— START OF Exercise input —
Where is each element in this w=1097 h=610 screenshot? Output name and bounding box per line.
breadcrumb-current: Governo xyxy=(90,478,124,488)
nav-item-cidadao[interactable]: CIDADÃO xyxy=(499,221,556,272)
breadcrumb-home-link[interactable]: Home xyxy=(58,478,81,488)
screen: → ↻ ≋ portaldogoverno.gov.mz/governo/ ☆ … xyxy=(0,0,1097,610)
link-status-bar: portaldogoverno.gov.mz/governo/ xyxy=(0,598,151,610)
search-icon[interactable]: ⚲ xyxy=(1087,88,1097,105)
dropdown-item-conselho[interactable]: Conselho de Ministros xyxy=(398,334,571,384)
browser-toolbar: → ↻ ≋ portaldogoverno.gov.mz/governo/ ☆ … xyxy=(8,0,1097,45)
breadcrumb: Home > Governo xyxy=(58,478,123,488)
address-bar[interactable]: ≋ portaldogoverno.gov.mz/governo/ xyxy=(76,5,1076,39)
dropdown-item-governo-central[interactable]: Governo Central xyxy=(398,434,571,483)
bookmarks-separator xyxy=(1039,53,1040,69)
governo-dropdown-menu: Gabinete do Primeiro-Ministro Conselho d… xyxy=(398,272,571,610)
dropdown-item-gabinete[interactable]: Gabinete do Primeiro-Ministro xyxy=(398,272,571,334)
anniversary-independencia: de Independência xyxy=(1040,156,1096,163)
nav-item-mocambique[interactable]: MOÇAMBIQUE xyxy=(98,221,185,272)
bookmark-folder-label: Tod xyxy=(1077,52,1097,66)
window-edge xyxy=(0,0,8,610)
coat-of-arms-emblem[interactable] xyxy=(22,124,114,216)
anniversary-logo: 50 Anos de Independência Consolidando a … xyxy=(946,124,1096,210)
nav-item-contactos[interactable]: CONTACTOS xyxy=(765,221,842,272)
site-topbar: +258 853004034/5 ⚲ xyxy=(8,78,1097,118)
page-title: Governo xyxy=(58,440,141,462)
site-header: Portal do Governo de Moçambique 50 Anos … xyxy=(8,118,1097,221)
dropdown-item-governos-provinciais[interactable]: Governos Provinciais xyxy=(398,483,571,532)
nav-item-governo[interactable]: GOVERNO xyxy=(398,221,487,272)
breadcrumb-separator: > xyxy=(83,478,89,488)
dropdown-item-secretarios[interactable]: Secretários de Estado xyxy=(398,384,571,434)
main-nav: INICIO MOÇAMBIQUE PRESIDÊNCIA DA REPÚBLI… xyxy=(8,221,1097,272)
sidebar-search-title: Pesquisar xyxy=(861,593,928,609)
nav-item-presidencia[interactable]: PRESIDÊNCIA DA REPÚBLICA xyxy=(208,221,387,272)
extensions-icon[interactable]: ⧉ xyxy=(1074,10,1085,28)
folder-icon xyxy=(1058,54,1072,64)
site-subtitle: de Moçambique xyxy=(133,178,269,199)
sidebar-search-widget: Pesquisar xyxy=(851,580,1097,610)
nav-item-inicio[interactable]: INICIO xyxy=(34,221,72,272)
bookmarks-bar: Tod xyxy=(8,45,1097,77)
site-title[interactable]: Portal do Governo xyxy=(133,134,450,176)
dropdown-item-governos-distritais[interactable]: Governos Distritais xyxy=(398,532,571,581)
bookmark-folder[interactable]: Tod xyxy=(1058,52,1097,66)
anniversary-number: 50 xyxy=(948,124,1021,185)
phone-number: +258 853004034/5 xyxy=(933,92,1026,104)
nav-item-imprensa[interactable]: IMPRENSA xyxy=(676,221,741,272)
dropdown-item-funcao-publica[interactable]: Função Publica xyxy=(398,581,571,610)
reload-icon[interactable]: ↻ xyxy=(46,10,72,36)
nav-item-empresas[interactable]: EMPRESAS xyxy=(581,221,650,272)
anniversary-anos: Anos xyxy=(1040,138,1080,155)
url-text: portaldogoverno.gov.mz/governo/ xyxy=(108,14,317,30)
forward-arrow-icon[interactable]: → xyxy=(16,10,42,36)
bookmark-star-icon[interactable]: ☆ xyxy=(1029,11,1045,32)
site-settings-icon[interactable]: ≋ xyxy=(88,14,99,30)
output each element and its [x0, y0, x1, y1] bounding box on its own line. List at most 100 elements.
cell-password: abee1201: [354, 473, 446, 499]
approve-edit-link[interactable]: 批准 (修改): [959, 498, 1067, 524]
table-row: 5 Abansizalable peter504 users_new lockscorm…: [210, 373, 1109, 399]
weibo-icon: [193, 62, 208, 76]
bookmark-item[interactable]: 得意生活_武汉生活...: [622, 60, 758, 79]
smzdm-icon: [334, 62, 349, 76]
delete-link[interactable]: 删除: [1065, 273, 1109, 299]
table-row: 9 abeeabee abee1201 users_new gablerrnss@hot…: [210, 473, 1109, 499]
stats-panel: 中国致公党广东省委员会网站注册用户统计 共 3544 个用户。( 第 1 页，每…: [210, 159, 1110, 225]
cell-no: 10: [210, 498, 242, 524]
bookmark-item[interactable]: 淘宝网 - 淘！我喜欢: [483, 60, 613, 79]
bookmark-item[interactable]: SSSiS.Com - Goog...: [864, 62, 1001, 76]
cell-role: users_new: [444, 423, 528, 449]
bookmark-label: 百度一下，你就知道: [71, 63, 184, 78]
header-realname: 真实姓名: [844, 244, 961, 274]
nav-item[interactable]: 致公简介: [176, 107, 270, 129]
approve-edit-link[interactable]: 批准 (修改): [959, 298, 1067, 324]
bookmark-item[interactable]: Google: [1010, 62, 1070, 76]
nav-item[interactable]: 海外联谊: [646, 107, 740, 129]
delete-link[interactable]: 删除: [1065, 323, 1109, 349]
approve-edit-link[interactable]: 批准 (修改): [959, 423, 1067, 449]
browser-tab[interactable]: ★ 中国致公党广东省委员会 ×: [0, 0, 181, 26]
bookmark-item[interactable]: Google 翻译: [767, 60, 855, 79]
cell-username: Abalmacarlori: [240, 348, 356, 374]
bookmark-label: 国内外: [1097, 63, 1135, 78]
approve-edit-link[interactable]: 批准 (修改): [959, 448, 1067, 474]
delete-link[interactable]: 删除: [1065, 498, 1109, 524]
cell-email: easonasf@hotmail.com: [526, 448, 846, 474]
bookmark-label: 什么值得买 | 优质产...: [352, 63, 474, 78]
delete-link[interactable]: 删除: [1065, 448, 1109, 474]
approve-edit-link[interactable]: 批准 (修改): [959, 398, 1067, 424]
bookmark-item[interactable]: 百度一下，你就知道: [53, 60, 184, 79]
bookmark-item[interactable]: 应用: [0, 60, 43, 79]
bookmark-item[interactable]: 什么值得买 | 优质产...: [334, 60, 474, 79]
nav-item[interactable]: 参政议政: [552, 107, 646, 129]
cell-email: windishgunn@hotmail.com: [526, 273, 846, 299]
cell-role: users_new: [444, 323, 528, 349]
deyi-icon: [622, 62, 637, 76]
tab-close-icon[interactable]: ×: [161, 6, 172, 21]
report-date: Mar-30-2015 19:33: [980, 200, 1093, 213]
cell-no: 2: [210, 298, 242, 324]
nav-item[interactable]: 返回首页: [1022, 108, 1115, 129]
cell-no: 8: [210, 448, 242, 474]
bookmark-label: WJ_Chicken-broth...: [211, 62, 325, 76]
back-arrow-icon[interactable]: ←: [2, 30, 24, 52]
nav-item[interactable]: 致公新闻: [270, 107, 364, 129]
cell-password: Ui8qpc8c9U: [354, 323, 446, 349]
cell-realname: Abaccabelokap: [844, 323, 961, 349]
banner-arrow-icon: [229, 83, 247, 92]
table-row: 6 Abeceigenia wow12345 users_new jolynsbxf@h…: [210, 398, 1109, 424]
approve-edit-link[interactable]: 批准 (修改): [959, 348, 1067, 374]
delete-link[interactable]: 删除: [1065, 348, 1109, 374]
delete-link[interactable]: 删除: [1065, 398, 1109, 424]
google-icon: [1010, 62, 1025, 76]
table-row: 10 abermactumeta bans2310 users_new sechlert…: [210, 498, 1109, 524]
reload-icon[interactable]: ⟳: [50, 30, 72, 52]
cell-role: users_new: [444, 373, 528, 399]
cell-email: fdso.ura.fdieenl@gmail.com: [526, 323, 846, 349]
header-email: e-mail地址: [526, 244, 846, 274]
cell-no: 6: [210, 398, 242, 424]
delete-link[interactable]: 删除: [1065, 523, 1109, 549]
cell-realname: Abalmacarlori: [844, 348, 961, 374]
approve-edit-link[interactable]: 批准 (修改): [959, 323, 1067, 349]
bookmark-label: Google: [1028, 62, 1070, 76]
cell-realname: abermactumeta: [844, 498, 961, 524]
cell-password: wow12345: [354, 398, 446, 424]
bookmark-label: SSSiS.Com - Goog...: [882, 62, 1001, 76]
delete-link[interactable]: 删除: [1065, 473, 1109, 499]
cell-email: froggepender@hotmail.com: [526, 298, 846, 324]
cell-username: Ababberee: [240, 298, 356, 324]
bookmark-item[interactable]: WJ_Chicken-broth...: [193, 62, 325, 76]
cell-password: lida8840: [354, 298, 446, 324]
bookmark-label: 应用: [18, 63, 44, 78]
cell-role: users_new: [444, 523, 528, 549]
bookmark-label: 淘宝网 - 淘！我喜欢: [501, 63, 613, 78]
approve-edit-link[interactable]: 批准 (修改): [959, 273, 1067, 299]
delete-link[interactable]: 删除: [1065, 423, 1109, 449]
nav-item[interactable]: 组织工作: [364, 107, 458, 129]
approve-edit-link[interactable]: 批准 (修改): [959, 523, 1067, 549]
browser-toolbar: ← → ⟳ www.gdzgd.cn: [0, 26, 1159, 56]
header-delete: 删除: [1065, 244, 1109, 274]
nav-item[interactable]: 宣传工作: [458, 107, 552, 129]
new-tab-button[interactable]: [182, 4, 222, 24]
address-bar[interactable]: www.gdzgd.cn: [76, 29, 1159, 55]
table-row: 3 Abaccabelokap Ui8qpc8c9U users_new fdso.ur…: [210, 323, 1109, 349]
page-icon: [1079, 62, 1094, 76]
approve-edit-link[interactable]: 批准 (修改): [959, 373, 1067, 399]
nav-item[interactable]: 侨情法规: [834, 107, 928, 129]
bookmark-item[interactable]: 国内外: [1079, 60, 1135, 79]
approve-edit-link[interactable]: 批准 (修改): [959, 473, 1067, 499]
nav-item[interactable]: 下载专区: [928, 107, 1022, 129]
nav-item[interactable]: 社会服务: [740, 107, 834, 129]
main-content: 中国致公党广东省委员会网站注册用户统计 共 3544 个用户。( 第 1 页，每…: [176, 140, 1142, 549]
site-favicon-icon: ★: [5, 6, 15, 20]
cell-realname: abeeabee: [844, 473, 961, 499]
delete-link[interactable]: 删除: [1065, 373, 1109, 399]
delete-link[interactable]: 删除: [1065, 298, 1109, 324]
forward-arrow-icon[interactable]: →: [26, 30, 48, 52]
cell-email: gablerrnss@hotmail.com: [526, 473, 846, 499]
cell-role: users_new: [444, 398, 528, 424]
— END OF Exercise input —
◆ Exercise requirements ◆
Copy the lines above unchanged, starting at the first line and ending at the line that contains "breadcrumb: Home >".

◆ Written response ◆
Where is each element in this w=1097 h=610 screenshot? Output name and bounding box per line.
breadcrumb-current: Governo xyxy=(90,478,124,488)
nav-item-cidadao[interactable]: CIDADÃO xyxy=(499,221,556,272)
breadcrumb-home-link[interactable]: Home xyxy=(58,478,81,488)
screen: → ↻ ≋ portaldogoverno.gov.mz/governo/ ☆ … xyxy=(0,0,1097,610)
link-status-bar: portaldogoverno.gov.mz/governo/ xyxy=(0,598,151,610)
search-icon[interactable]: ⚲ xyxy=(1087,88,1097,105)
dropdown-item-conselho[interactable]: Conselho de Ministros xyxy=(398,334,571,384)
browser-toolbar: → ↻ ≋ portaldogoverno.gov.mz/governo/ ☆ … xyxy=(8,0,1097,45)
breadcrumb: Home > Governo xyxy=(58,478,123,488)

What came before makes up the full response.